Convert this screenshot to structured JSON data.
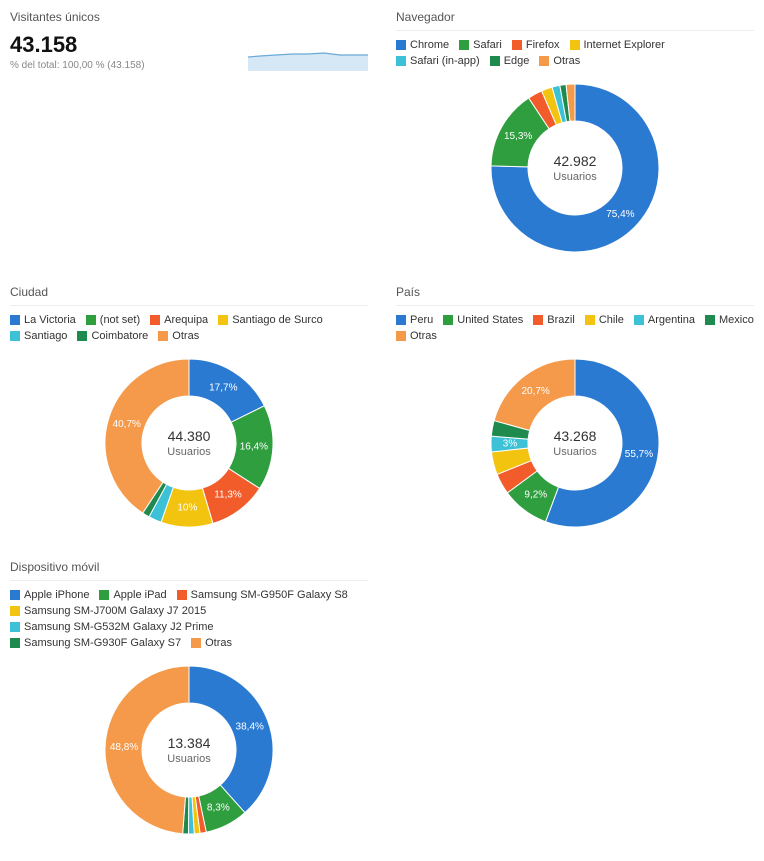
{
  "palette": [
    "#2a7ad2",
    "#2e9e3f",
    "#f25b2a",
    "#f2c30f",
    "#3cc1d6",
    "#1f8a4d",
    "#f59a4a"
  ],
  "visitors": {
    "title": "Visitantes únicos",
    "value": "43.158",
    "subtext": "% del total: 100,00 % (43.158)",
    "sparkline": {
      "points": [
        0,
        18,
        12,
        17,
        28,
        16,
        44,
        15,
        60,
        15,
        76,
        14,
        92,
        16,
        108,
        16,
        120,
        16
      ],
      "fill": "#d6e8f5",
      "stroke": "#6aa9d8",
      "height": 32,
      "width": 120
    }
  },
  "charts": {
    "ciudad": {
      "title": "Ciudad",
      "center_value": "44.380",
      "center_label": "Usuarios",
      "legend": [
        "La Victoria",
        "(not set)",
        "Arequipa",
        "Santiago de Surco",
        "Santiago",
        "Coimbatore",
        "Otras"
      ],
      "values": [
        17.7,
        16.4,
        11.3,
        10.0,
        2.5,
        1.4,
        40.7
      ],
      "show_labels": [
        true,
        true,
        true,
        true,
        false,
        false,
        true
      ],
      "label_texts": [
        "17,7%",
        "16,4%",
        "11,3%",
        "10%",
        "",
        "",
        "40,7%"
      ]
    },
    "navegador": {
      "title": "Navegador",
      "center_value": "42.982",
      "center_label": "Usuarios",
      "legend": [
        "Chrome",
        "Safari",
        "Firefox",
        "Internet Explorer",
        "Safari (in-app)",
        "Edge",
        "Otras"
      ],
      "values": [
        75.4,
        15.3,
        2.8,
        2.1,
        1.5,
        1.2,
        1.7
      ],
      "show_labels": [
        true,
        true,
        false,
        false,
        false,
        false,
        false
      ],
      "label_texts": [
        "75,4%",
        "15,3%",
        "",
        "",
        "",
        "",
        ""
      ]
    },
    "dispositivo": {
      "title": "Dispositivo móvil",
      "center_value": "13.384",
      "center_label": "Usuarios",
      "legend": [
        "Apple iPhone",
        "Apple iPad",
        "Samsung SM-G950F Galaxy S8",
        "Samsung SM-J700M Galaxy J7 2015",
        "Samsung SM-G532M Galaxy J2 Prime",
        "Samsung SM-G930F Galaxy S7",
        "Otras"
      ],
      "values": [
        38.4,
        8.3,
        1.2,
        1.1,
        1.1,
        1.1,
        48.8
      ],
      "show_labels": [
        true,
        true,
        false,
        false,
        false,
        false,
        true
      ],
      "label_texts": [
        "38,4%",
        "8,3%",
        "",
        "",
        "",
        "",
        "48,8%"
      ]
    },
    "pais": {
      "title": "País",
      "center_value": "43.268",
      "center_label": "Usuarios",
      "legend": [
        "Peru",
        "United States",
        "Brazil",
        "Chile",
        "Argentina",
        "Mexico",
        "Otras"
      ],
      "values": [
        55.7,
        9.2,
        4.0,
        4.4,
        3.0,
        3.0,
        20.7
      ],
      "show_labels": [
        true,
        true,
        false,
        false,
        true,
        false,
        true
      ],
      "label_texts": [
        "55,7%",
        "9,2%",
        "",
        "",
        "3%",
        "",
        "20,7%"
      ]
    }
  },
  "donut_style": {
    "outer_r": 84,
    "inner_r": 47,
    "label_r": 65,
    "svg_size": 190
  }
}
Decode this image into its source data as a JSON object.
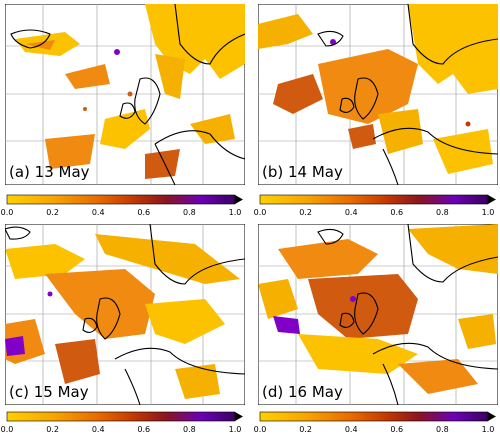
{
  "colorbar": {
    "stops": [
      "#ffd000",
      "#f7a600",
      "#e86a00",
      "#c53a00",
      "#8a1420",
      "#6c00b8",
      "#3a0060",
      "#000000"
    ],
    "ticks": [
      "0.0",
      "0.2",
      "0.4",
      "0.6",
      "0.8",
      "1.0"
    ]
  },
  "panels": [
    {
      "label": "(a) 13 May"
    },
    {
      "label": "(b) 14 May"
    },
    {
      "label": "(c) 15 May"
    },
    {
      "label": "(d) 16 May"
    }
  ],
  "colors": {
    "yellow": "#fcc200",
    "orange": "#f08a10",
    "dark_orange": "#d05a10",
    "purple": "#8000c8",
    "land_line": "#000000",
    "grid": "#999999"
  }
}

==========

- _Given task_:
Repeat the listing in full and exactly. Leave any pictures out.

- _Problem solution_:
Convert this screenshot to structured JSON data.
{
  "palette": [
    "#2a7ad2",
    "#2e9e3f",
    "#f25b2a",
    "#f2c30f",
    "#3cc1d6",
    "#1f8a4d",
    "#f59a4a"
  ],
  "visitors": {
    "title": "Visitantes únicos",
    "value": "43.158",
    "subtext": "% del total: 100,00 % (43.158)",
    "sparkline": {
      "points": [
        0,
        18,
        12,
        17,
        28,
        16,
        44,
        15,
        60,
        15,
        76,
        14,
        92,
        16,
        108,
        16,
        120,
        16
      ],
      "fill": "#d6e8f5",
      "stroke": "#6aa9d8",
      "height": 32,
      "width": 120
    }
  },
  "charts": {
    "ciudad": {
      "title": "Ciudad",
      "center_value": "44.380",
      "center_label": "Usuarios",
      "legend": [
        "La Victoria",
        "(not set)",
        "Arequipa",
        "Santiago de Surco",
        "Santiago",
        "Coimbatore",
        "Otras"
      ],
      "values": [
        17.7,
        16.4,
        11.3,
        10.0,
        2.5,
        1.4,
        40.7
      ],
      "show_labels": [
        true,
        true,
        true,
        true,
        false,
        false,
        true
      ],
      "label_texts": [
        "17,7%",
        "16,4%",
        "11,3%",
        "10%",
        "",
        "",
        "40,7%"
      ]
    },
    "navegador": {
      "title": "Navegador",
      "center_value": "42.982",
      "center_label": "Usuarios",
      "legend": [
        "Chrome",
        "Safari",
        "Firefox",
        "Internet Explorer",
        "Safari (in-app)",
        "Edge",
        "Otras"
      ],
      "values": [
        75.4,
        15.3,
        2.8,
        2.1,
        1.5,
        1.2,
        1.7
      ],
      "show_labels": [
        true,
        true,
        false,
        false,
        false,
        false,
        false
      ],
      "label_texts": [
        "75,4%",
        "15,3%",
        "",
        "",
        "",
        "",
        ""
      ]
    },
    "dispositivo": {
      "title": "Dispositivo móvil",
      "center_value": "13.384",
      "center_label": "Usuarios",
      "legend": [
        "Apple iPhone",
        "Apple iPad",
        "Samsung SM-G950F Galaxy S8",
        "Samsung SM-J700M Galaxy J7 2015",
        "Samsung SM-G532M Galaxy J2 Prime",
        "Samsung SM-G930F Galaxy S7",
        "Otras"
      ],
      "values": [
        38.4,
        8.3,
        1.2,
        1.1,
        1.1,
        1.1,
        48.8
      ],
      "show_labels": [
        true,
        true,
        false,
        false,
        false,
        false,
        true
      ],
      "label_texts": [
        "38,4%",
        "8,3%",
        "",
        "",
        "",
        "",
        "48,8%"
      ]
    },
    "pais": {
      "title": "País",
      "center_value": "43.268",
      "center_label": "Usuarios",
      "legend": [
        "Peru",
        "United States",
        "Brazil",
        "Chile",
        "Argentina",
        "Mexico",
        "Otras"
      ],
      "values": [
        55.7,
        9.2,
        4.0,
        4.4,
        3.0,
        3.0,
        20.7
      ],
      "show_labels": [
        true,
        true,
        false,
        false,
        true,
        false,
        true
      ],
      "label_texts": [
        "55,7%",
        "9,2%",
        "",
        "",
        "3%",
        "",
        "20,7%"
      ]
    }
  },
  "donut_style": {
    "outer_r": 84,
    "inner_r": 47,
    "label_r": 65,
    "svg_size": 190
  }
}
Decode this image into its source data as a JSON object.
{
  "colorbar": {
    "stops": [
      "#ffd000",
      "#f7a600",
      "#e86a00",
      "#c53a00",
      "#8a1420",
      "#6c00b8",
      "#3a0060",
      "#000000"
    ],
    "ticks": [
      "0.0",
      "0.2",
      "0.4",
      "0.6",
      "0.8",
      "1.0"
    ]
  },
  "panels": [
    {
      "label": "(a) 13 May"
    },
    {
      "label": "(b) 14 May"
    },
    {
      "label": "(c) 15 May"
    },
    {
      "label": "(d) 16 May"
    }
  ],
  "colors": {
    "yellow": "#fcc200",
    "orange": "#f08a10",
    "dark_orange": "#d05a10",
    "purple": "#8000c8",
    "land_line": "#000000",
    "grid": "#999999"
  }
}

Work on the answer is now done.